- EXERCISE REQUIREMENTS -
Copy the lines below as they are; omit the images they contain.

-- Start --

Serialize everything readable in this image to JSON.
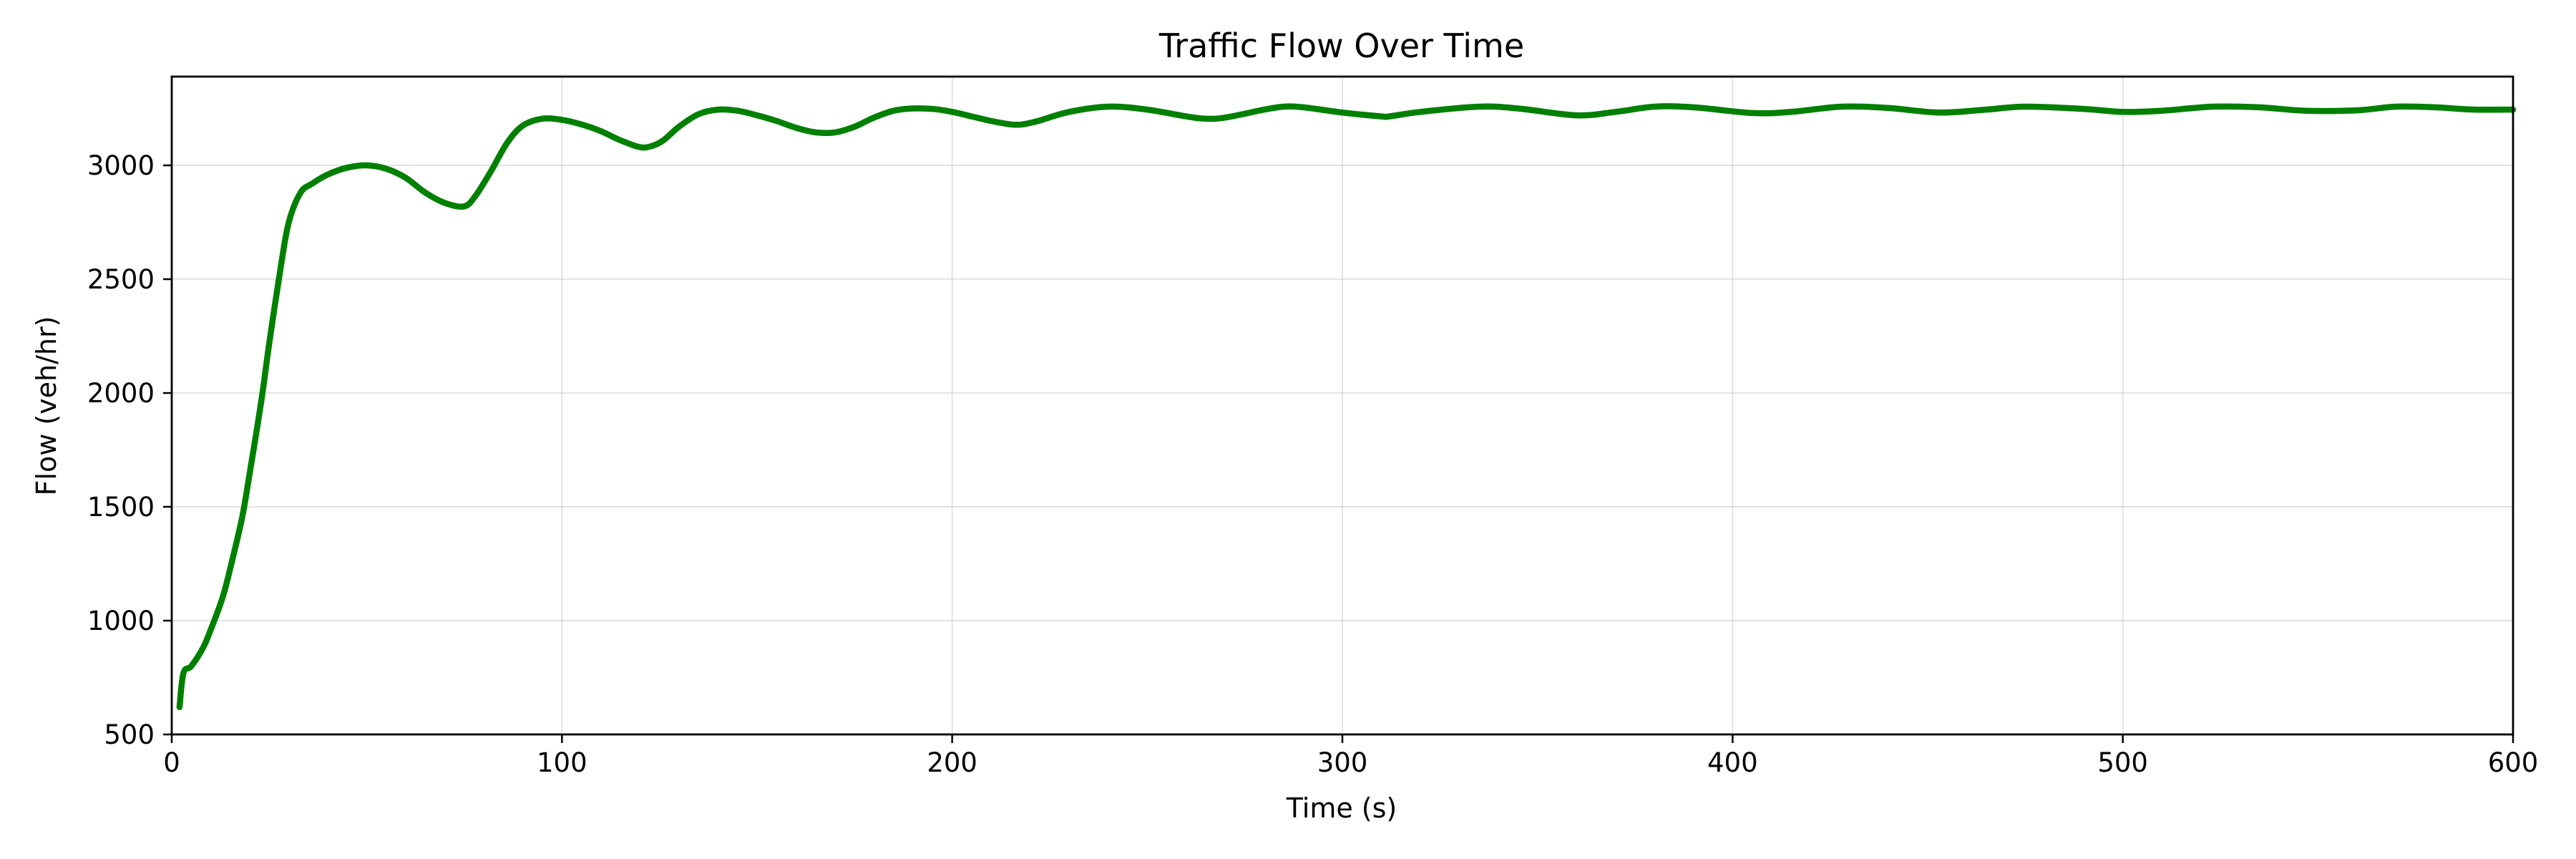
{
  "chart_data": {
    "type": "line",
    "title": "Traffic Flow Over Time",
    "xlabel": "Time (s)",
    "ylabel": "Flow (veh/hr)",
    "xlim": [
      0,
      600
    ],
    "ylim": [
      500,
      3390
    ],
    "xticks": [
      0,
      100,
      200,
      300,
      400,
      500,
      600
    ],
    "yticks": [
      500,
      1000,
      1500,
      2000,
      2500,
      3000
    ],
    "grid": true,
    "legend": "none",
    "series": [
      {
        "color": "#008000",
        "x": [
          2,
          3,
          5,
          8,
          10,
          13,
          15,
          18,
          20,
          23,
          25,
          28,
          30,
          33,
          36,
          40,
          45,
          50,
          55,
          60,
          65,
          70,
          75,
          78,
          82,
          86,
          90,
          95,
          100,
          105,
          110,
          115,
          120,
          123,
          126,
          130,
          135,
          140,
          145,
          150,
          155,
          160,
          165,
          170,
          175,
          180,
          185,
          190,
          195,
          200,
          205,
          210,
          215,
          218,
          222,
          230,
          240,
          250,
          260,
          265,
          270,
          280,
          285,
          290,
          300,
          310,
          312,
          320,
          335,
          345,
          360,
          370,
          380,
          390,
          405,
          415,
          428,
          440,
          453,
          465,
          475,
          490,
          500,
          510,
          523,
          535,
          547,
          560,
          570,
          580,
          590,
          600
        ],
        "y": [
          620,
          770,
          800,
          880,
          960,
          1100,
          1230,
          1450,
          1650,
          1970,
          2220,
          2560,
          2750,
          2880,
          2920,
          2960,
          2990,
          3000,
          2985,
          2945,
          2880,
          2835,
          2820,
          2870,
          2980,
          3100,
          3175,
          3205,
          3200,
          3180,
          3150,
          3110,
          3080,
          3085,
          3110,
          3170,
          3225,
          3245,
          3240,
          3220,
          3195,
          3165,
          3145,
          3145,
          3170,
          3210,
          3240,
          3250,
          3248,
          3235,
          3215,
          3195,
          3180,
          3180,
          3195,
          3235,
          3258,
          3245,
          3215,
          3205,
          3210,
          3245,
          3258,
          3255,
          3232,
          3215,
          3215,
          3235,
          3258,
          3250,
          3220,
          3235,
          3258,
          3255,
          3230,
          3235,
          3258,
          3252,
          3232,
          3245,
          3258,
          3248,
          3235,
          3240,
          3258,
          3255,
          3240,
          3242,
          3258,
          3255,
          3245,
          3245
        ]
      }
    ]
  }
}
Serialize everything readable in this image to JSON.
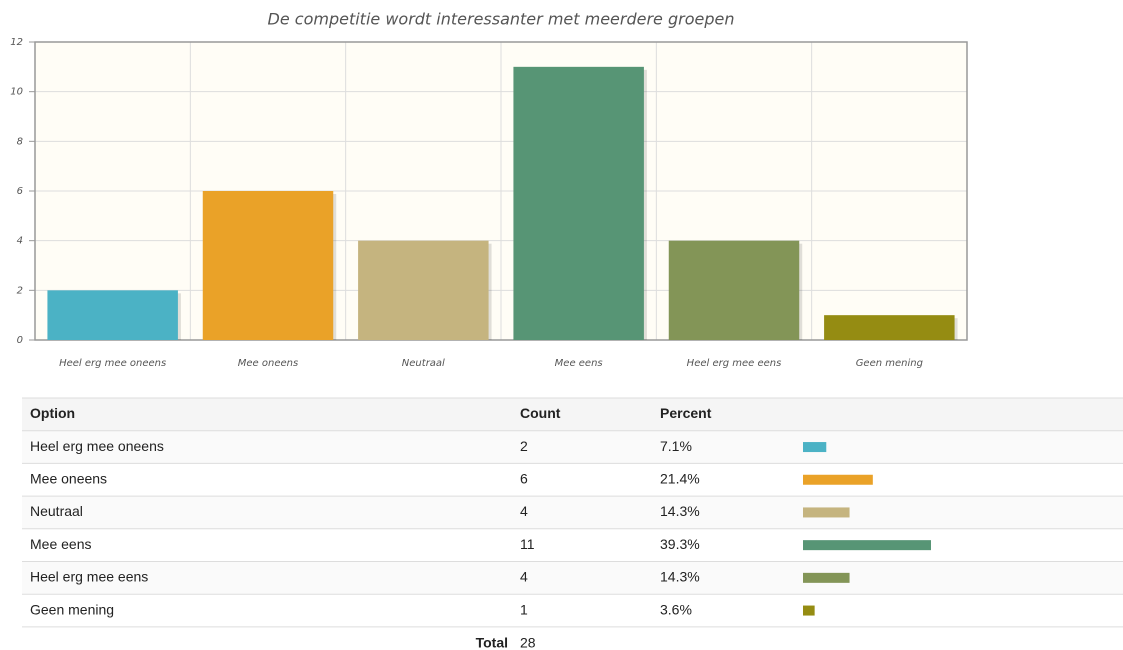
{
  "chart_data": {
    "type": "bar",
    "title": "De competitie wordt interessanter met meerdere groepen",
    "categories": [
      "Heel erg mee oneens",
      "Mee oneens",
      "Neutraal",
      "Mee eens",
      "Heel erg mee eens",
      "Geen mening"
    ],
    "values": [
      2,
      6,
      4,
      11,
      4,
      1
    ],
    "colors": [
      "#4bb2c5",
      "#eaa228",
      "#c5b47f",
      "#579575",
      "#839557",
      "#958c12"
    ],
    "ylim": [
      0,
      12
    ],
    "yticks": [
      0,
      2,
      4,
      6,
      8,
      10,
      12
    ],
    "grid": true
  },
  "table": {
    "header": [
      "Option",
      "Count",
      "Percent"
    ],
    "percents": [
      "7.1%",
      "21.4%",
      "14.3%",
      "39.3%",
      "14.3%",
      "3.6%"
    ],
    "total_label": "Total",
    "total": 28
  }
}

-- End --

- EXERCISE RESULT -
Serialize everything readable in this image to JSON.
{
  "chart_data": {
    "type": "line",
    "title": "Traffic Flow Over Time",
    "xlabel": "Time (s)",
    "ylabel": "Flow (veh/hr)",
    "xlim": [
      0,
      600
    ],
    "ylim": [
      500,
      3390
    ],
    "xticks": [
      0,
      100,
      200,
      300,
      400,
      500,
      600
    ],
    "yticks": [
      500,
      1000,
      1500,
      2000,
      2500,
      3000
    ],
    "grid": true,
    "legend": "none",
    "series": [
      {
        "color": "#008000",
        "x": [
          2,
          3,
          5,
          8,
          10,
          13,
          15,
          18,
          20,
          23,
          25,
          28,
          30,
          33,
          36,
          40,
          45,
          50,
          55,
          60,
          65,
          70,
          75,
          78,
          82,
          86,
          90,
          95,
          100,
          105,
          110,
          115,
          120,
          123,
          126,
          130,
          135,
          140,
          145,
          150,
          155,
          160,
          165,
          170,
          175,
          180,
          185,
          190,
          195,
          200,
          205,
          210,
          215,
          218,
          222,
          230,
          240,
          250,
          260,
          265,
          270,
          280,
          285,
          290,
          300,
          310,
          312,
          320,
          335,
          345,
          360,
          370,
          380,
          390,
          405,
          415,
          428,
          440,
          453,
          465,
          475,
          490,
          500,
          510,
          523,
          535,
          547,
          560,
          570,
          580,
          590,
          600
        ],
        "y": [
          620,
          770,
          800,
          880,
          960,
          1100,
          1230,
          1450,
          1650,
          1970,
          2220,
          2560,
          2750,
          2880,
          2920,
          2960,
          2990,
          3000,
          2985,
          2945,
          2880,
          2835,
          2820,
          2870,
          2980,
          3100,
          3175,
          3205,
          3200,
          3180,
          3150,
          3110,
          3080,
          3085,
          3110,
          3170,
          3225,
          3245,
          3240,
          3220,
          3195,
          3165,
          3145,
          3145,
          3170,
          3210,
          3240,
          3250,
          3248,
          3235,
          3215,
          3195,
          3180,
          3180,
          3195,
          3235,
          3258,
          3245,
          3215,
          3205,
          3210,
          3245,
          3258,
          3255,
          3232,
          3215,
          3215,
          3235,
          3258,
          3250,
          3220,
          3235,
          3258,
          3255,
          3230,
          3235,
          3258,
          3252,
          3232,
          3245,
          3258,
          3248,
          3235,
          3240,
          3258,
          3255,
          3240,
          3242,
          3258,
          3255,
          3245,
          3245
        ]
      }
    ]
  }
}
Serialize everything readable in this image to JSON.
{
  "chart_data": {
    "type": "bar",
    "title": "De competitie wordt interessanter met meerdere groepen",
    "categories": [
      "Heel erg mee oneens",
      "Mee oneens",
      "Neutraal",
      "Mee eens",
      "Heel erg mee eens",
      "Geen mening"
    ],
    "values": [
      2,
      6,
      4,
      11,
      4,
      1
    ],
    "colors": [
      "#4bb2c5",
      "#eaa228",
      "#c5b47f",
      "#579575",
      "#839557",
      "#958c12"
    ],
    "ylim": [
      0,
      12
    ],
    "yticks": [
      0,
      2,
      4,
      6,
      8,
      10,
      12
    ],
    "grid": true
  },
  "table": {
    "header": [
      "Option",
      "Count",
      "Percent"
    ],
    "percents": [
      "7.1%",
      "21.4%",
      "14.3%",
      "39.3%",
      "14.3%",
      "3.6%"
    ],
    "total_label": "Total",
    "total": 28
  }
}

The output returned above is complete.